__Directive__: Reproduce the data exactly.

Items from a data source
/---

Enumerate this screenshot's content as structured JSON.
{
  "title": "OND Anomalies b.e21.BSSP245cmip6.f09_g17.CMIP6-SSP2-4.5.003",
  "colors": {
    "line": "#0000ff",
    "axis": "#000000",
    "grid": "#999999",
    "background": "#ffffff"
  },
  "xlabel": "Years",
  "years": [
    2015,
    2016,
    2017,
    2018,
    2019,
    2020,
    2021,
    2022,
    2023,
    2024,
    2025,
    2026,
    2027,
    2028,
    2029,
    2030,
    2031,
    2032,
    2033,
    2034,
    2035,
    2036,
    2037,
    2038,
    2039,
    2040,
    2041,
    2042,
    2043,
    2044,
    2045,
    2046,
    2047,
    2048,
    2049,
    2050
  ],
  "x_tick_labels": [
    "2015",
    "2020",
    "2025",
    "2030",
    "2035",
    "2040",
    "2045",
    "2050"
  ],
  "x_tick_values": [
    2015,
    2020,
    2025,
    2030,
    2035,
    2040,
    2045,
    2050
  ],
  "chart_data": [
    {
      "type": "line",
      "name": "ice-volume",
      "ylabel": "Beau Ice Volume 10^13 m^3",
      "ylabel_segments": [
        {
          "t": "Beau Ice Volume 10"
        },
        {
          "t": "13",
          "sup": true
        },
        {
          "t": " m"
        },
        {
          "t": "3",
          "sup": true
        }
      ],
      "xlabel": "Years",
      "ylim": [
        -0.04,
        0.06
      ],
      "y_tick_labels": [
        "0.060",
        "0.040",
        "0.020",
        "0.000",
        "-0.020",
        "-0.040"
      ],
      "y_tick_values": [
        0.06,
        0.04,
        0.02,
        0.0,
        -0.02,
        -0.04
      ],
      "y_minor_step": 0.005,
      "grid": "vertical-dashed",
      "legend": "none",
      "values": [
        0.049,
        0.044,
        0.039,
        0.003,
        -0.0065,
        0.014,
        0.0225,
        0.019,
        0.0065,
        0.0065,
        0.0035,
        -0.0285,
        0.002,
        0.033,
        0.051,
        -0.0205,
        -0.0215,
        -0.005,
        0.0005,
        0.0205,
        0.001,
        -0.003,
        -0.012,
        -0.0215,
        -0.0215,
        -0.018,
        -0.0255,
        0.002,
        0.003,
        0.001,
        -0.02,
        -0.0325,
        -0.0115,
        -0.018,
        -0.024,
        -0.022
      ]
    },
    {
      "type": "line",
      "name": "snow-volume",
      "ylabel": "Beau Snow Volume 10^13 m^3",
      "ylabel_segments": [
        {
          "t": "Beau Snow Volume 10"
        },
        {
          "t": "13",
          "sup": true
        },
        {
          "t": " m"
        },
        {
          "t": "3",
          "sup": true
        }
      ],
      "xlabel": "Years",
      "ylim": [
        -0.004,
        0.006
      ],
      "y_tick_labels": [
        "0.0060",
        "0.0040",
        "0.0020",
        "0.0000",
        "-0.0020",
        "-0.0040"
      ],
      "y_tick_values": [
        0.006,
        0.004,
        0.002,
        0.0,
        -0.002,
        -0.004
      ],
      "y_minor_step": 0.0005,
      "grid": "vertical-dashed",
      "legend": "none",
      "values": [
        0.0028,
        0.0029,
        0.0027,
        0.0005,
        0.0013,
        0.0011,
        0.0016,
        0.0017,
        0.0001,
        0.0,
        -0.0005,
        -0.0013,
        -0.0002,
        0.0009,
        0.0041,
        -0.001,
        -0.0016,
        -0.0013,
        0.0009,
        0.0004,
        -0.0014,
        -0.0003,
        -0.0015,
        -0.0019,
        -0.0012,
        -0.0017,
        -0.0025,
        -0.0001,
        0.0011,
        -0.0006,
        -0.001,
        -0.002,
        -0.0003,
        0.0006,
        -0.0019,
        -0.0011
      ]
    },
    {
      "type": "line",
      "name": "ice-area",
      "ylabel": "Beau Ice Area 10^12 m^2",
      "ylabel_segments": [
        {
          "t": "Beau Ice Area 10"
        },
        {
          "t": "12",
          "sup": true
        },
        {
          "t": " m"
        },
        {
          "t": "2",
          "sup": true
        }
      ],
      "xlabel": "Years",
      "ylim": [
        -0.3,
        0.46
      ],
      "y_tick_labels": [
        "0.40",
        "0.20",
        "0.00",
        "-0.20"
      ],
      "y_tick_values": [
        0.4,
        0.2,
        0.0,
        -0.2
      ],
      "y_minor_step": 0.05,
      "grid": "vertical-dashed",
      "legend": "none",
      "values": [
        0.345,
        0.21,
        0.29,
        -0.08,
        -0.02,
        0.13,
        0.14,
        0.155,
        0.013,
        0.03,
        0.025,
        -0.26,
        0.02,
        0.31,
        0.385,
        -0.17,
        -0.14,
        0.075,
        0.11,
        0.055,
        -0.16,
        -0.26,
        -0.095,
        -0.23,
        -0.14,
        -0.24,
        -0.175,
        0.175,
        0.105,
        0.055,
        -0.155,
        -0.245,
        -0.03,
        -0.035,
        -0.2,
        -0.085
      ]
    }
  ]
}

\---

__Full solution__:
Enumerate this screenshot's content as structured JSON.
{
  "title": "OND Anomalies b.e21.BSSP245cmip6.f09_g17.CMIP6-SSP2-4.5.003",
  "colors": {
    "line": "#0000ff",
    "axis": "#000000",
    "grid": "#999999",
    "background": "#ffffff"
  },
  "xlabel": "Years",
  "years": [
    2015,
    2016,
    2017,
    2018,
    2019,
    2020,
    2021,
    2022,
    2023,
    2024,
    2025,
    2026,
    2027,
    2028,
    2029,
    2030,
    2031,
    2032,
    2033,
    2034,
    2035,
    2036,
    2037,
    2038,
    2039,
    2040,
    2041,
    2042,
    2043,
    2044,
    2045,
    2046,
    2047,
    2048,
    2049,
    2050
  ],
  "x_tick_labels": [
    "2015",
    "2020",
    "2025",
    "2030",
    "2035",
    "2040",
    "2045",
    "2050"
  ],
  "x_tick_values": [
    2015,
    2020,
    2025,
    2030,
    2035,
    2040,
    2045,
    2050
  ],
  "chart_data": [
    {
      "type": "line",
      "name": "ice-volume",
      "ylabel": "Beau Ice Volume 10^13 m^3",
      "ylabel_segments": [
        {
          "t": "Beau Ice Volume 10"
        },
        {
          "t": "13",
          "sup": true
        },
        {
          "t": " m"
        },
        {
          "t": "3",
          "sup": true
        }
      ],
      "xlabel": "Years",
      "ylim": [
        -0.04,
        0.06
      ],
      "y_tick_labels": [
        "0.060",
        "0.040",
        "0.020",
        "0.000",
        "-0.020",
        "-0.040"
      ],
      "y_tick_values": [
        0.06,
        0.04,
        0.02,
        0.0,
        -0.02,
        -0.04
      ],
      "y_minor_step": 0.005,
      "grid": "vertical-dashed",
      "legend": "none",
      "values": [
        0.049,
        0.044,
        0.039,
        0.003,
        -0.0065,
        0.014,
        0.0225,
        0.019,
        0.0065,
        0.0065,
        0.0035,
        -0.0285,
        0.002,
        0.033,
        0.051,
        -0.0205,
        -0.0215,
        -0.005,
        0.0005,
        0.0205,
        0.001,
        -0.003,
        -0.012,
        -0.0215,
        -0.0215,
        -0.018,
        -0.0255,
        0.002,
        0.003,
        0.001,
        -0.02,
        -0.0325,
        -0.0115,
        -0.018,
        -0.024,
        -0.022
      ]
    },
    {
      "type": "line",
      "name": "snow-volume",
      "ylabel": "Beau Snow Volume 10^13 m^3",
      "ylabel_segments": [
        {
          "t": "Beau Snow Volume 10"
        },
        {
          "t": "13",
          "sup": true
        },
        {
          "t": " m"
        },
        {
          "t": "3",
          "sup": true
        }
      ],
      "xlabel": "Years",
      "ylim": [
        -0.004,
        0.006
      ],
      "y_tick_labels": [
        "0.0060",
        "0.0040",
        "0.0020",
        "0.0000",
        "-0.0020",
        "-0.0040"
      ],
      "y_tick_values": [
        0.006,
        0.004,
        0.002,
        0.0,
        -0.002,
        -0.004
      ],
      "y_minor_step": 0.0005,
      "grid": "vertical-dashed",
      "legend": "none",
      "values": [
        0.0028,
        0.0029,
        0.0027,
        0.0005,
        0.0013,
        0.0011,
        0.0016,
        0.0017,
        0.0001,
        0.0,
        -0.0005,
        -0.0013,
        -0.0002,
        0.0009,
        0.0041,
        -0.001,
        -0.0016,
        -0.0013,
        0.0009,
        0.0004,
        -0.0014,
        -0.0003,
        -0.0015,
        -0.0019,
        -0.0012,
        -0.0017,
        -0.0025,
        -0.0001,
        0.0011,
        -0.0006,
        -0.001,
        -0.002,
        -0.0003,
        0.0006,
        -0.0019,
        -0.0011
      ]
    },
    {
      "type": "line",
      "name": "ice-area",
      "ylabel": "Beau Ice Area 10^12 m^2",
      "ylabel_segments": [
        {
          "t": "Beau Ice Area 10"
        },
        {
          "t": "12",
          "sup": true
        },
        {
          "t": " m"
        },
        {
          "t": "2",
          "sup": true
        }
      ],
      "xlabel": "Years",
      "ylim": [
        -0.3,
        0.46
      ],
      "y_tick_labels": [
        "0.40",
        "0.20",
        "0.00",
        "-0.20"
      ],
      "y_tick_values": [
        0.4,
        0.2,
        0.0,
        -0.2
      ],
      "y_minor_step": 0.05,
      "grid": "vertical-dashed",
      "legend": "none",
      "values": [
        0.345,
        0.21,
        0.29,
        -0.08,
        -0.02,
        0.13,
        0.14,
        0.155,
        0.013,
        0.03,
        0.025,
        -0.26,
        0.02,
        0.31,
        0.385,
        -0.17,
        -0.14,
        0.075,
        0.11,
        0.055,
        -0.16,
        -0.26,
        -0.095,
        -0.23,
        -0.14,
        -0.24,
        -0.175,
        0.175,
        0.105,
        0.055,
        -0.155,
        -0.245,
        -0.03,
        -0.035,
        -0.2,
        -0.085
      ]
    }
  ]
}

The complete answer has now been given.